## Entries provided:
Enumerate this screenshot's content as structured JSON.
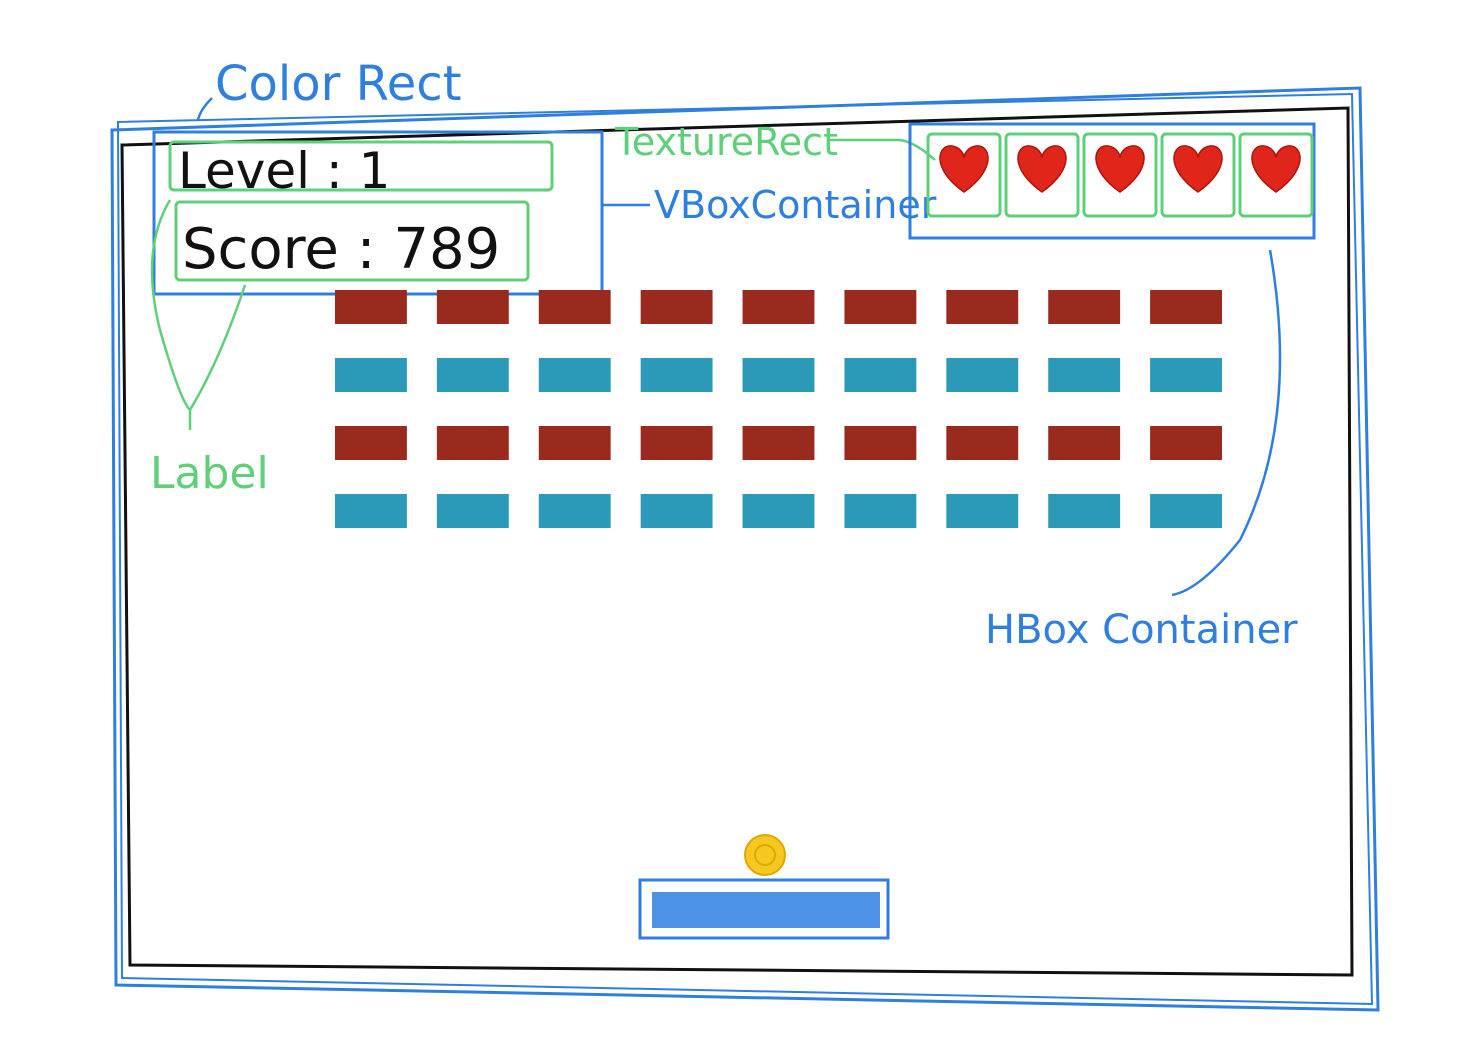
{
  "annotations": {
    "color_rect": "Color Rect",
    "texture_rect": "TextureRect",
    "vbox_container": "VBoxContainer",
    "hbox_container": "HBox Container",
    "label": "Label"
  },
  "hud": {
    "level_text": "Level : 1",
    "score_text": "Score : 789",
    "lives": 5
  },
  "bricks": {
    "rows": 4,
    "columns": 9,
    "row_colors": [
      "#9a2a1e",
      "#2a9ab8",
      "#9a2a1e",
      "#2a9ab8"
    ]
  },
  "colors": {
    "annotation_blue": "#2f7fe0",
    "annotation_green": "#5fd07a",
    "ink_black": "#111111",
    "heart_red": "#e0261a",
    "ball_yellow": "#f4c820",
    "paddle_blue": "#2f7fe0"
  },
  "icons": {
    "life": "heart-icon"
  }
}
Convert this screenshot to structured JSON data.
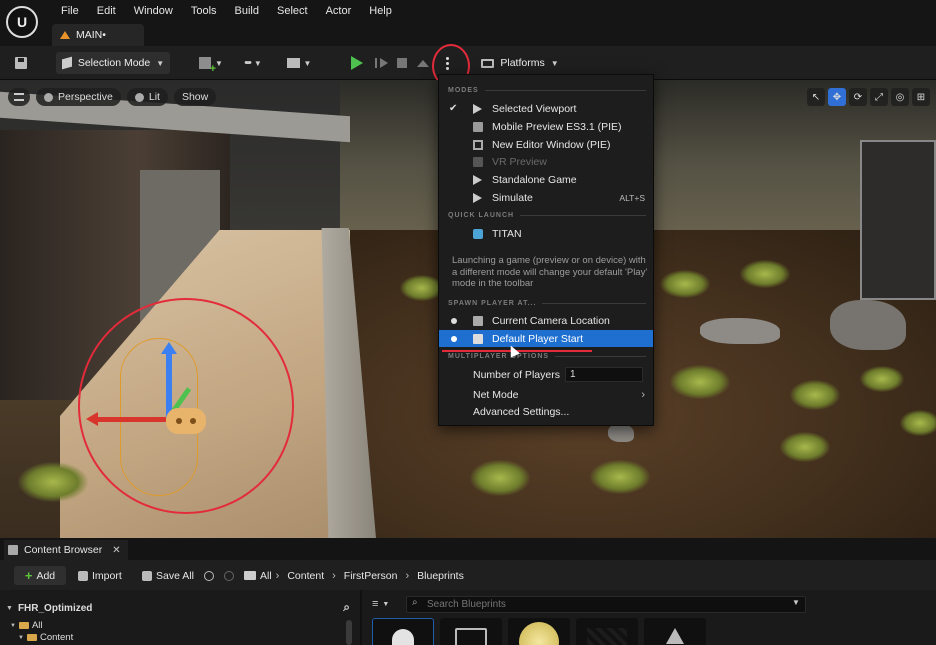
{
  "app": {
    "menu": [
      "File",
      "Edit",
      "Window",
      "Tools",
      "Build",
      "Select",
      "Actor",
      "Help"
    ],
    "level_tab": "MAIN•"
  },
  "toolbar": {
    "selection_mode": "Selection Mode",
    "platforms": "Platforms"
  },
  "viewport": {
    "perspective": "Perspective",
    "lit": "Lit",
    "show": "Show"
  },
  "play_menu": {
    "modes_header": "MODES",
    "modes": [
      {
        "label": "Selected Viewport",
        "checked": true,
        "enabled": true
      },
      {
        "label": "Mobile Preview ES3.1 (PIE)",
        "enabled": true
      },
      {
        "label": "New Editor Window (PIE)",
        "enabled": true
      },
      {
        "label": "VR Preview",
        "enabled": false
      },
      {
        "label": "Standalone Game",
        "enabled": true
      },
      {
        "label": "Simulate",
        "shortcut": "ALT+S",
        "enabled": true
      }
    ],
    "quick_launch_header": "QUICK LAUNCH",
    "quick_launch_item": "TITAN",
    "note": "Launching a game (preview or on device) with a different mode will change your default 'Play' mode in the toolbar",
    "spawn_header": "SPAWN PLAYER AT...",
    "spawn_items": [
      {
        "label": "Current Camera Location",
        "selected": false
      },
      {
        "label": "Default Player Start",
        "selected": true
      }
    ],
    "multiplayer_header": "MULTIPLAYER OPTIONS",
    "num_players_label": "Number of Players",
    "num_players_value": "1",
    "net_mode_label": "Net Mode",
    "advanced_settings_label": "Advanced Settings..."
  },
  "content_browser": {
    "tab_label": "Content Browser",
    "add_label": "Add",
    "import_label": "Import",
    "save_all_label": "Save All",
    "breadcrumb": [
      "All",
      "Content",
      "FirstPerson",
      "Blueprints"
    ],
    "left_header": "FHR_Optimized",
    "tree": [
      "All",
      "Content"
    ],
    "search_placeholder": "Search Blueprints"
  },
  "colors": {
    "accent": "#1f6fd1",
    "annotation_red": "#e32b3a",
    "play_green": "#4ec14e"
  }
}
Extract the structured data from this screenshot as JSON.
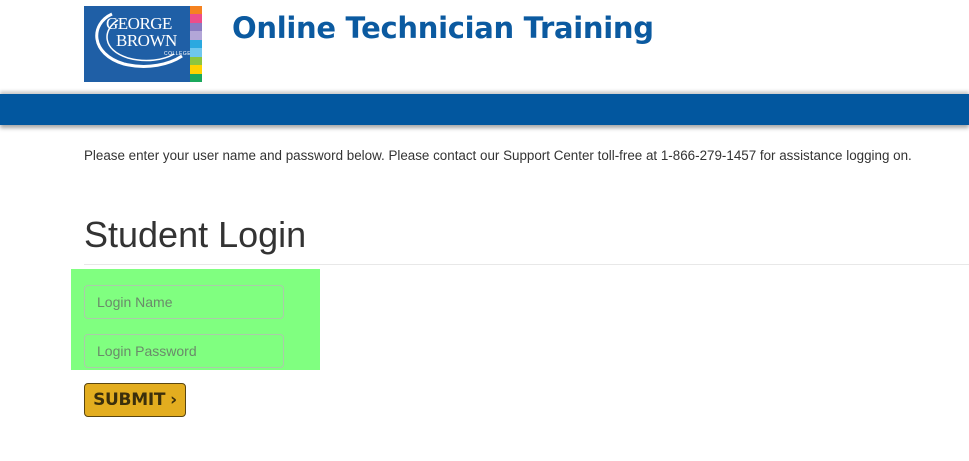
{
  "header": {
    "logo": {
      "line1": "GEORGE",
      "line2": "BROWN",
      "sub": "COLLEGE",
      "background": "#1f5fa6",
      "stripes": [
        "#f58220",
        "#ee4d8a",
        "#8a7cc2",
        "#b3a6d8",
        "#2aa9e0",
        "#6ec7ee",
        "#8dc63f",
        "#ffd200",
        "#1aa85c"
      ]
    },
    "title": "Online Technician Training",
    "title_color": "#0b5aa0"
  },
  "nav_bar": {
    "color": "#02579f"
  },
  "notice": "Please enter your user name and password below. Please contact our Support Center toll-free at 1-866-279-1457 for assistance logging on.",
  "login": {
    "heading": "Student Login",
    "username_placeholder": "Login Name",
    "password_placeholder": "Login Password",
    "submit_label": "SUBMIT",
    "submit_icon": "chevron-right-icon",
    "highlight_color": "#80ff80",
    "submit_color": "#e3ad1f"
  }
}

## Exercise prompt:
Write out the full set of lines verbatim, without the pictures.

## Solution for this problem:
Enumerate this screenshot's content as structured JSON.
{
  "annotations": {
    "color_rect": "Color Rect",
    "texture_rect": "TextureRect",
    "vbox_container": "VBoxContainer",
    "hbox_container": "HBox Container",
    "label": "Label"
  },
  "hud": {
    "level_text": "Level : 1",
    "score_text": "Score : 789",
    "lives": 5
  },
  "bricks": {
    "rows": 4,
    "columns": 9,
    "row_colors": [
      "#9a2a1e",
      "#2a9ab8",
      "#9a2a1e",
      "#2a9ab8"
    ]
  },
  "colors": {
    "annotation_blue": "#2f7fe0",
    "annotation_green": "#5fd07a",
    "ink_black": "#111111",
    "heart_red": "#e0261a",
    "ball_yellow": "#f4c820",
    "paddle_blue": "#2f7fe0"
  },
  "icons": {
    "life": "heart-icon"
  }
}
Convert this screenshot to structured JSON data.
{
  "app": {
    "menu": [
      "File",
      "Edit",
      "Window",
      "Tools",
      "Build",
      "Select",
      "Actor",
      "Help"
    ],
    "level_tab": "MAIN•"
  },
  "toolbar": {
    "selection_mode": "Selection Mode",
    "platforms": "Platforms"
  },
  "viewport": {
    "perspective": "Perspective",
    "lit": "Lit",
    "show": "Show"
  },
  "play_menu": {
    "modes_header": "MODES",
    "modes": [
      {
        "label": "Selected Viewport",
        "checked": true,
        "enabled": true
      },
      {
        "label": "Mobile Preview ES3.1 (PIE)",
        "enabled": true
      },
      {
        "label": "New Editor Window (PIE)",
        "enabled": true
      },
      {
        "label": "VR Preview",
        "enabled": false
      },
      {
        "label": "Standalone Game",
        "enabled": true
      },
      {
        "label": "Simulate",
        "shortcut": "ALT+S",
        "enabled": true
      }
    ],
    "quick_launch_header": "QUICK LAUNCH",
    "quick_launch_item": "TITAN",
    "note": "Launching a game (preview or on device) with a different mode will change your default 'Play' mode in the toolbar",
    "spawn_header": "SPAWN PLAYER AT...",
    "spawn_items": [
      {
        "label": "Current Camera Location",
        "selected": false
      },
      {
        "label": "Default Player Start",
        "selected": true
      }
    ],
    "multiplayer_header": "MULTIPLAYER OPTIONS",
    "num_players_label": "Number of Players",
    "num_players_value": "1",
    "net_mode_label": "Net Mode",
    "advanced_settings_label": "Advanced Settings..."
  },
  "content_browser": {
    "tab_label": "Content Browser",
    "add_label": "Add",
    "import_label": "Import",
    "save_all_label": "Save All",
    "breadcrumb": [
      "All",
      "Content",
      "FirstPerson",
      "Blueprints"
    ],
    "left_header": "FHR_Optimized",
    "tree": [
      "All",
      "Content"
    ],
    "search_placeholder": "Search Blueprints"
  },
  "colors": {
    "accent": "#1f6fd1",
    "annotation_red": "#e32b3a",
    "play_green": "#4ec14e"
  }
}
Extract the structured data from this screenshot as JSON.
{
  "header": {
    "logo": {
      "line1": "GEORGE",
      "line2": "BROWN",
      "sub": "COLLEGE",
      "background": "#1f5fa6",
      "stripes": [
        "#f58220",
        "#ee4d8a",
        "#8a7cc2",
        "#b3a6d8",
        "#2aa9e0",
        "#6ec7ee",
        "#8dc63f",
        "#ffd200",
        "#1aa85c"
      ]
    },
    "title": "Online Technician Training",
    "title_color": "#0b5aa0"
  },
  "nav_bar": {
    "color": "#02579f"
  },
  "notice": "Please enter your user name and password below. Please contact our Support Center toll-free at 1-866-279-1457 for assistance logging on.",
  "login": {
    "heading": "Student Login",
    "username_placeholder": "Login Name",
    "password_placeholder": "Login Password",
    "submit_label": "SUBMIT",
    "submit_icon": "chevron-right-icon",
    "highlight_color": "#80ff80",
    "submit_color": "#e3ad1f"
  }
}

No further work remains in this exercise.